--- Begin Listed records ---

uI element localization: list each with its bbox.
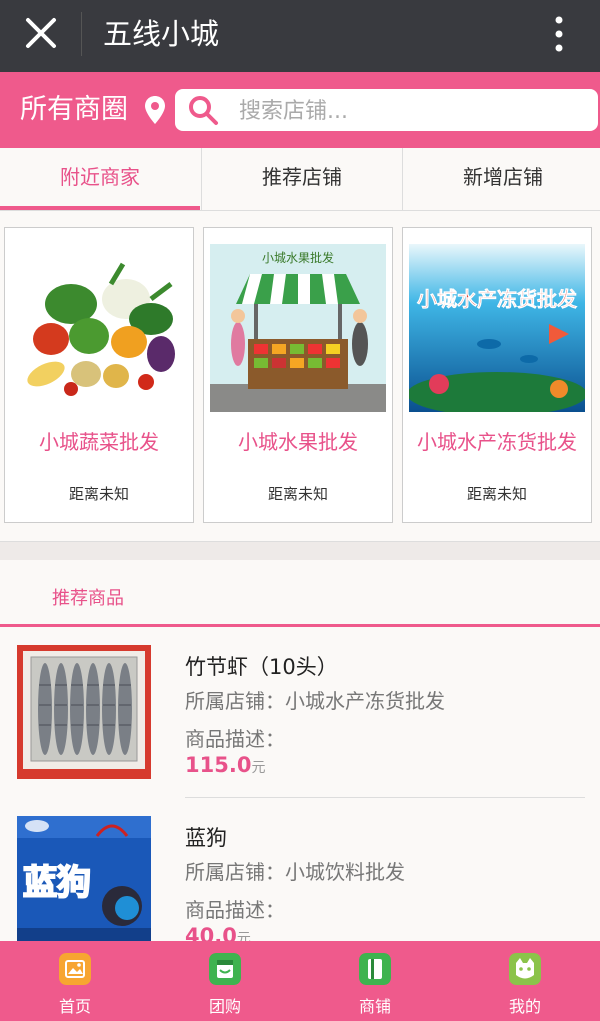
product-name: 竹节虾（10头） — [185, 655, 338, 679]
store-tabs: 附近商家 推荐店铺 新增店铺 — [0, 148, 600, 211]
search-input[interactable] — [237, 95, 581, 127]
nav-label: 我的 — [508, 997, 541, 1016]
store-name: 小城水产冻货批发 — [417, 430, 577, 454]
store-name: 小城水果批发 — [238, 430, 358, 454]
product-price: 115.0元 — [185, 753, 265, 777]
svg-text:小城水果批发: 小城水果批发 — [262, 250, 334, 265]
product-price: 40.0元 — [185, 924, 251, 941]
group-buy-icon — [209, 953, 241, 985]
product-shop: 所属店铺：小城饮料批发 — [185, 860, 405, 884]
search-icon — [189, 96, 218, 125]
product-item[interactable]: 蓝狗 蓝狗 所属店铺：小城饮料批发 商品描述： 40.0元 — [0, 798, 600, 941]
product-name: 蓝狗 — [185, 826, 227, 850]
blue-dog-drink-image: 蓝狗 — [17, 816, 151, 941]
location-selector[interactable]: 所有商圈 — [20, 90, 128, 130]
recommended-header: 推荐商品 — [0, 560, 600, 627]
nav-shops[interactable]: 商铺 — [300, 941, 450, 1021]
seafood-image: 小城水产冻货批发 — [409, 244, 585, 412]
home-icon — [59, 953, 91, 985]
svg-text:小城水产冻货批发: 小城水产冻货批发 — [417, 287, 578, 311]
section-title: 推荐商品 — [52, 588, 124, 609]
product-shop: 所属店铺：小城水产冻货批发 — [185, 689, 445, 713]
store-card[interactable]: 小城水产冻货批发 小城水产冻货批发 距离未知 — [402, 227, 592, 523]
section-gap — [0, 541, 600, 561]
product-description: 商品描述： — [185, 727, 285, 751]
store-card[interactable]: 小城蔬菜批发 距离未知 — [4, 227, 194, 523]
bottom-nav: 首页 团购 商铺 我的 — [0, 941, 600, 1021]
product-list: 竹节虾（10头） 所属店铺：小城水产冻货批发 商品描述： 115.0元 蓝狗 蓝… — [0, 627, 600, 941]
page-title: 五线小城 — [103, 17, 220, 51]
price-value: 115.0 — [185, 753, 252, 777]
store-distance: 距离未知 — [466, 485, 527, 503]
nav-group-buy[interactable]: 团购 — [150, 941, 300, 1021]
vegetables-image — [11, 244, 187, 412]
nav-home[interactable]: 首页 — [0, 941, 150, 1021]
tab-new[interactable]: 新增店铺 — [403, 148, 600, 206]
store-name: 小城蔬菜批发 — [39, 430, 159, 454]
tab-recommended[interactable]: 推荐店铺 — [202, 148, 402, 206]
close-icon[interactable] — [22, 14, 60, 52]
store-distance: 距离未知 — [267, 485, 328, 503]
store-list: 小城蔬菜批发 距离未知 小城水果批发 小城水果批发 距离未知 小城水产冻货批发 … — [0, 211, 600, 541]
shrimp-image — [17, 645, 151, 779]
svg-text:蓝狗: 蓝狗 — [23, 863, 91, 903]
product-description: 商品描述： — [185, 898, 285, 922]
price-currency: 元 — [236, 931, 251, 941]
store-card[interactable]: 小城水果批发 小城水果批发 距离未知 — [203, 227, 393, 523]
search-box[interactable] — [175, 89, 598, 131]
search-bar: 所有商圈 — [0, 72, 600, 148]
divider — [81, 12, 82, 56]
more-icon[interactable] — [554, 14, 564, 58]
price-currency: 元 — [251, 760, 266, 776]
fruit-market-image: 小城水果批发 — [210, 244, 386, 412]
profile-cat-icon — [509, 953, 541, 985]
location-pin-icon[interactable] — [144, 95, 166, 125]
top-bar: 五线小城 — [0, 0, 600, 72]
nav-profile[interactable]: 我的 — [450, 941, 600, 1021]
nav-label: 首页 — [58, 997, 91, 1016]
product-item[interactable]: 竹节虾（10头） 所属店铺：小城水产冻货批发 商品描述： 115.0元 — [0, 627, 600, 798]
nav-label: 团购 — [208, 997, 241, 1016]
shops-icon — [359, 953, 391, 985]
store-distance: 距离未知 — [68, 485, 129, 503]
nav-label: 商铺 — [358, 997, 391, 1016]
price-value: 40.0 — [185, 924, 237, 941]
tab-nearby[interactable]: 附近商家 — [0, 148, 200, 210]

--- End Listed records ---

▶ Exercise objective
Copy the lines of the material exactly as they appear, starting with the line containing "product-name: 竹节虾（10头） — [185, 655, 338, 679]" and ending with the line containing "store-distance: 距离未知 — [466, 485, 527, 503]", both included.

▶ Task solution
product-name: 竹节虾（10头） — [185, 655, 338, 679]
store-tabs: 附近商家 推荐店铺 新增店铺 — [0, 148, 600, 211]
search-input[interactable] — [237, 95, 581, 127]
nav-label: 我的 — [508, 997, 541, 1016]
store-name: 小城水产冻货批发 — [417, 430, 577, 454]
store-name: 小城水果批发 — [238, 430, 358, 454]
product-price: 115.0元 — [185, 753, 265, 777]
svg-text:小城水果批发: 小城水果批发 — [262, 250, 334, 265]
product-price: 40.0元 — [185, 924, 251, 941]
group-buy-icon — [209, 953, 241, 985]
product-shop: 所属店铺：小城饮料批发 — [185, 860, 405, 884]
search-icon — [189, 96, 218, 125]
product-item[interactable]: 蓝狗 蓝狗 所属店铺：小城饮料批发 商品描述： 40.0元 — [0, 798, 600, 941]
product-name: 蓝狗 — [185, 826, 227, 850]
blue-dog-drink-image: 蓝狗 — [17, 816, 151, 941]
location-selector[interactable]: 所有商圈 — [20, 90, 128, 130]
recommended-header: 推荐商品 — [0, 560, 600, 627]
nav-shops[interactable]: 商铺 — [300, 941, 450, 1021]
seafood-image: 小城水产冻货批发 — [409, 244, 585, 412]
home-icon — [59, 953, 91, 985]
svg-text:小城水产冻货批发: 小城水产冻货批发 — [417, 287, 578, 311]
section-title: 推荐商品 — [52, 588, 124, 609]
product-shop: 所属店铺：小城水产冻货批发 — [185, 689, 445, 713]
store-card[interactable]: 小城水产冻货批发 小城水产冻货批发 距离未知 — [402, 227, 592, 523]
section-gap — [0, 541, 600, 561]
product-description: 商品描述： — [185, 727, 285, 751]
store-card[interactable]: 小城蔬菜批发 距离未知 — [4, 227, 194, 523]
bottom-nav: 首页 团购 商铺 我的 — [0, 941, 600, 1021]
product-list: 竹节虾（10头） 所属店铺：小城水产冻货批发 商品描述： 115.0元 蓝狗 蓝… — [0, 627, 600, 941]
page-title: 五线小城 — [103, 17, 220, 51]
price-value: 115.0 — [185, 753, 252, 777]
store-distance: 距离未知 — [466, 485, 527, 503]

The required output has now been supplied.